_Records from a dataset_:
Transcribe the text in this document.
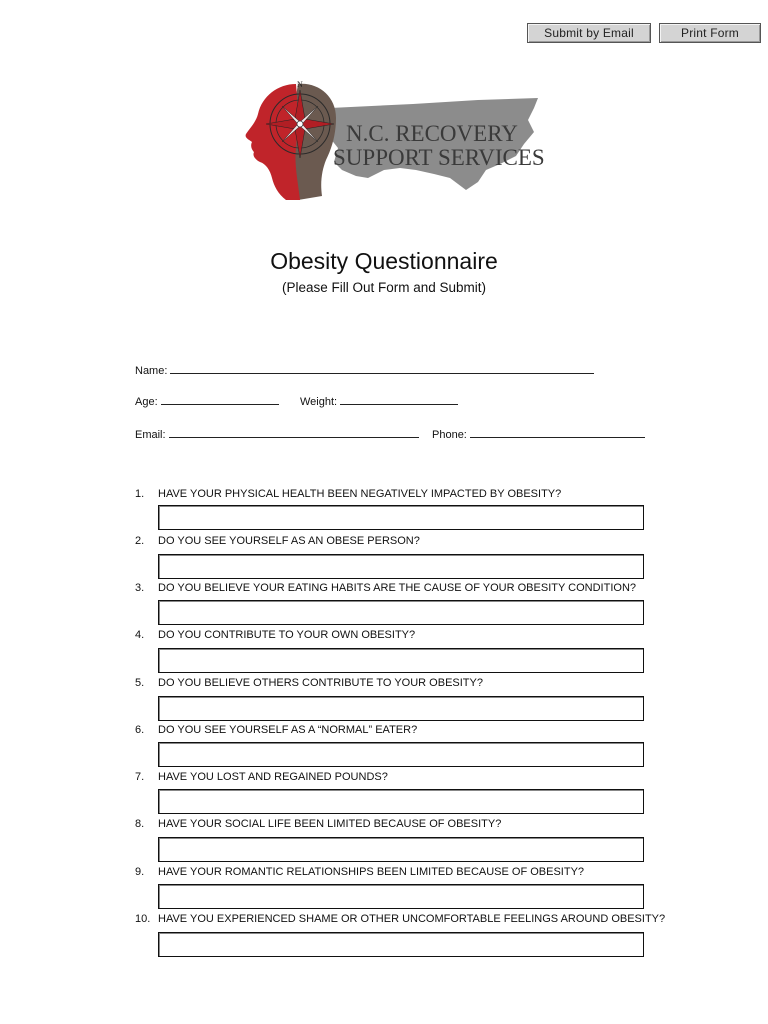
Submit by Email	Print Form
N
N.C. RECOVERY
SUPPORT SERVICES
Obesity Questionnaire
(Please Fill Out Form and Submit)
Name:
Age:	Weight:
Email:	Phone:
1. HAVE YOUR PHYSICAL HEALTH BEEN NEGATIVELY IMPACTED BY OBESITY?
2. DO YOU SEE YOURSELF AS AN OBESE PERSON?
3. DO YOU BELIEVE YOUR EATING HABITS ARE THE CAUSE OF YOUR OBESITY CONDITION?
4. DO YOU CONTRIBUTE TO YOUR OWN OBESITY?
5. DO YOU BELIEVE OTHERS CONTRIBUTE TO YOUR OBESITY?
6. DO YOU SEE YOURSELF AS A “NORMAL” EATER?
7. HAVE YOU LOST AND REGAINED POUNDS?
8. HAVE YOUR SOCIAL LIFE BEEN LIMITED BECAUSE OF OBESITY?
9. HAVE YOUR ROMANTIC RELATIONSHIPS BEEN LIMITED BECAUSE OF OBESITY?
10. HAVE YOU EXPERIENCED SHAME OR OTHER UNCOMFORTABLE FEELINGS AROUND OBESITY?
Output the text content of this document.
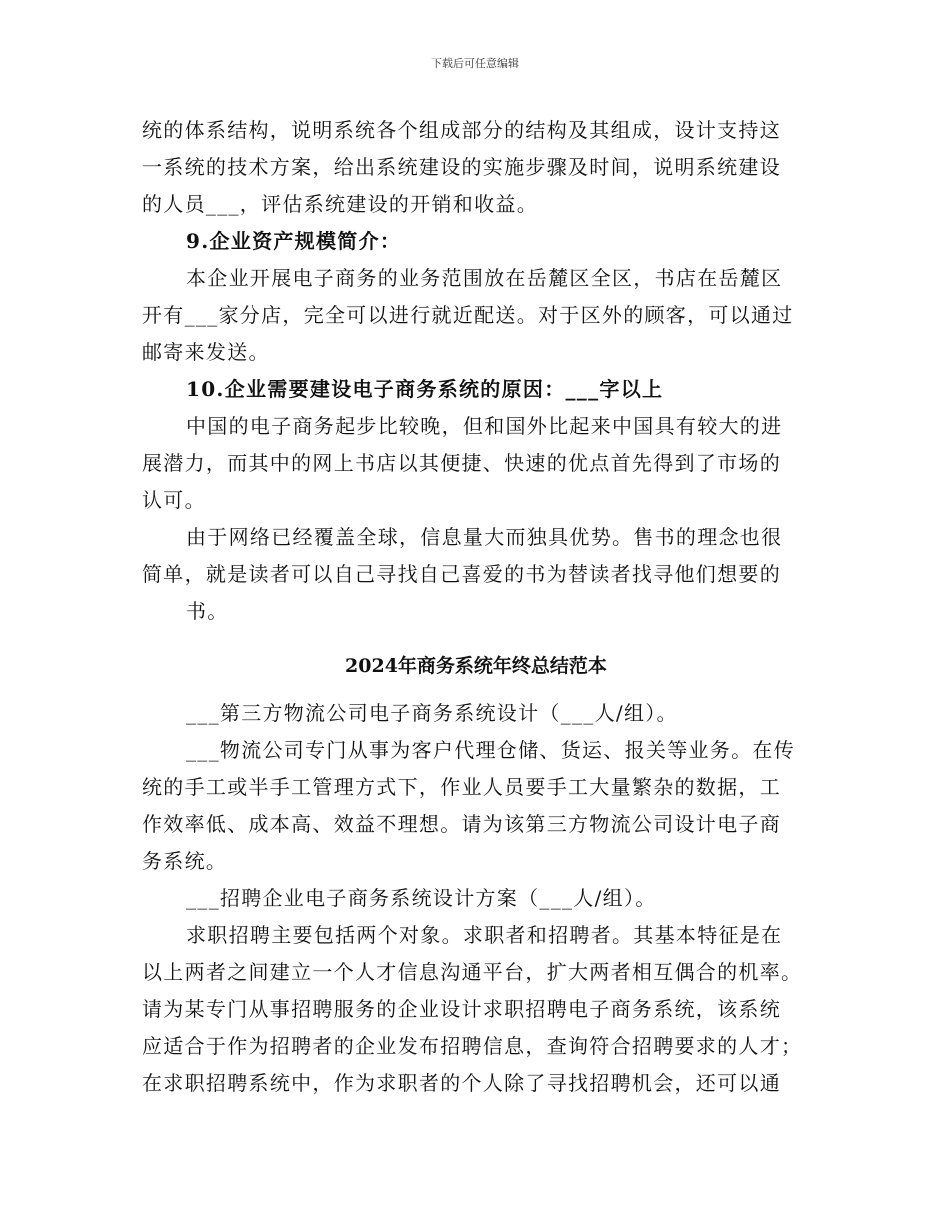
下载后可任意编辑
统的体系结构，说明系统各个组成部分的结构及其组成，设计支持这
一系统的技术方案，给出系统建设的实施步骤及时间，说明系统建设
的人员___，评估系统建设的开销和收益。
9.企业资产规模简介：
本企业开展电子商务的业务范围放在岳麓区全区，书店在岳麓区
开有___家分店，完全可以进行就近配送。对于区外的顾客，可以通过
邮寄来发送。
10.企业需要建设电子商务系统的原因：___字以上
中国的电子商务起步比较晚，但和国外比起来中国具有较大的进
展潜力，而其中的网上书店以其便捷、快速的优点首先得到了市场的
认可。
由于网络已经覆盖全球，信息量大而独具优势。售书的理念也很
简单，就是读者可以自己寻找自己喜爱的书为替读者找寻他们想要的
书。
2024年商务系统年终总结范本
___第三方物流公司电子商务系统设计（___人/组）。
___物流公司专门从事为客户代理仓储、货运、报关等业务。在传
统的手工或半手工管理方式下，作业人员要手工大量繁杂的数据，工
作效率低、成本高、效益不理想。请为该第三方物流公司设计电子商
务系统。
___招聘企业电子商务系统设计方案（___人/组）。
求职招聘主要包括两个对象。求职者和招聘者。其基本特征是在
以上两者之间建立一个人才信息沟通平台，扩大两者相互偶合的机率。
请为某专门从事招聘服务的企业设计求职招聘电子商务系统，该系统
应适合于作为招聘者的企业发布招聘信息，查询符合招聘要求的人才；
在求职招聘系统中，作为求职者的个人除了寻找招聘机会，还可以通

_Problem description_: How many lines in these entries hold the string "LIMITED"? Answer with the number alone.

_Solution for this exercise_: 2